━━━━━ Source records ━━━━━
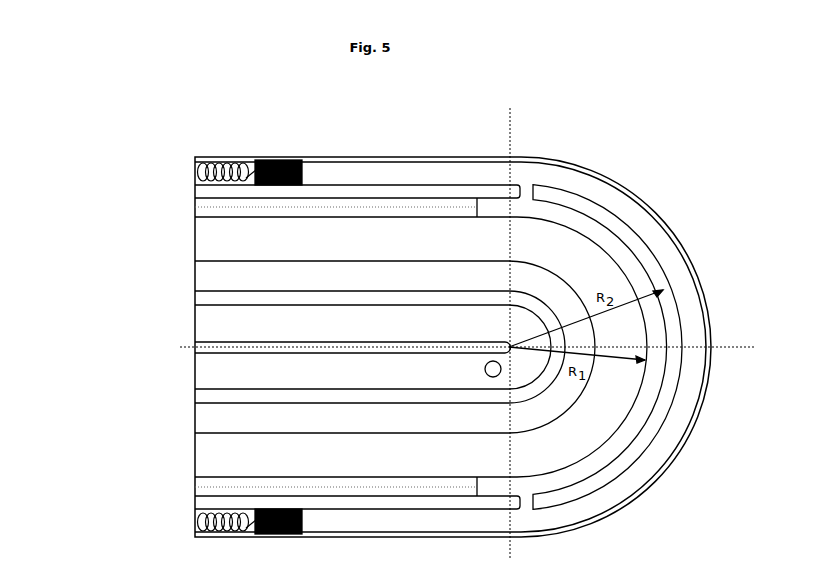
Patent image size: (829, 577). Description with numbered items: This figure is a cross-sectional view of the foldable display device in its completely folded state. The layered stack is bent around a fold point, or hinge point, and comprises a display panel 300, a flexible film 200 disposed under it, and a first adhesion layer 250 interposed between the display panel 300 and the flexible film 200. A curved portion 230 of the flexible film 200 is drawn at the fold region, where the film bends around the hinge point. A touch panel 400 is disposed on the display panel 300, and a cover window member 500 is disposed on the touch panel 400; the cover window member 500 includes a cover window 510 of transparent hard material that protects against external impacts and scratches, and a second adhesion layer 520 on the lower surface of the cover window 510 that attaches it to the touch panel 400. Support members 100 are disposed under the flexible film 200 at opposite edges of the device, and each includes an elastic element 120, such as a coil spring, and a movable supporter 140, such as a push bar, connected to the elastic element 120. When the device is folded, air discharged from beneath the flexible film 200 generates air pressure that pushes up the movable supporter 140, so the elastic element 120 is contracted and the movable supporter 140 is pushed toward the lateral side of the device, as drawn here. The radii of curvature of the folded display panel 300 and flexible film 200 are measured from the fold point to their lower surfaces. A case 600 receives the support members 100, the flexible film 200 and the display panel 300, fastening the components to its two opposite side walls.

The support member 100 is at (250, 303).
The elastic element 120 is at (222, 157).
The movable supporter 140 is at (280, 159).
The flexible film 200 is at (349, 192).
The curved layer portion 230 is at (538, 182).
The first adhesion layer 250 is at (400, 205).
The display panel 300 is at (195, 241).
The touch panel 400 is at (195, 280).
The cover window member 500 is at (329, 340).
The cover window 510 is at (194, 328).
The second adhesion layer 520 is at (195, 299).
The case 600 is at (638, 192).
━━━━━
Convert the records above into a two-column CSV with the headers input and output, one row per record, putting each record's text under input and its answer under output as single quoted fields with line breaks replaced by spaces. Leave the pictures out.

input,output
"Patent image size: (829, 577). Description with numbered items: This figure is a cross-sectional view of the foldable display device in its completely folded state. The layered stack is bent around a fold point, or hinge point, and comprises a display panel 300, a flexible film 200 disposed under it, and a first adhesion layer 250 interposed between the display panel 300 and the flexible film 200. A curved portion 230 of the flexible film 200 is drawn at the fold region, where the film bends around the hinge point. A touch panel 400 is disposed on the display panel 300, and a cover window member 500 is disposed on the touch panel 400; the cover window member 500 includes a cover window 510 of transparent hard material that protects against external impacts and scratches, and a second adhesion layer 520 on the lower surface of the cover window 510 that attaches it to the touch panel 400. Support members 100 are disposed under the flexible film 200 at opposite edges of the device, and each includes an elastic element 120, such as a coil spring, and a movable supporter 140, such as a push bar, connected to the elastic element 120. When the device is folded, air discharged from beneath the flexible film 200 generates air pressure that pushes up the movable supporter 140, so the elastic element 120 is contracted and the movable supporter 140 is pushed toward the lateral side of the device, as drawn here. The radii of curvature of the folded display panel 300 and flexible film 200 are measured from the fold point to their lower surfaces. A case 600 receives the support members 100, the flexible film 200 and the display panel 300, fastening the components to its two opposite side walls.","The support member 100 is at (250, 303). The elastic element 120 is at (222, 157). The movable supporter 140 is at (280, 159). The flexible film 200 is at (349, 192). The curved layer portion 230 is at (538, 182). The first adhesion layer 250 is at (400, 205). The display panel 300 is at (195, 241). The touch panel 400 is at (195, 280). The cover window member 500 is at (329, 340). The cover window 510 is at (194, 328). The second adhesion layer 520 is at (195, 299). The case 600 is at (638, 192)."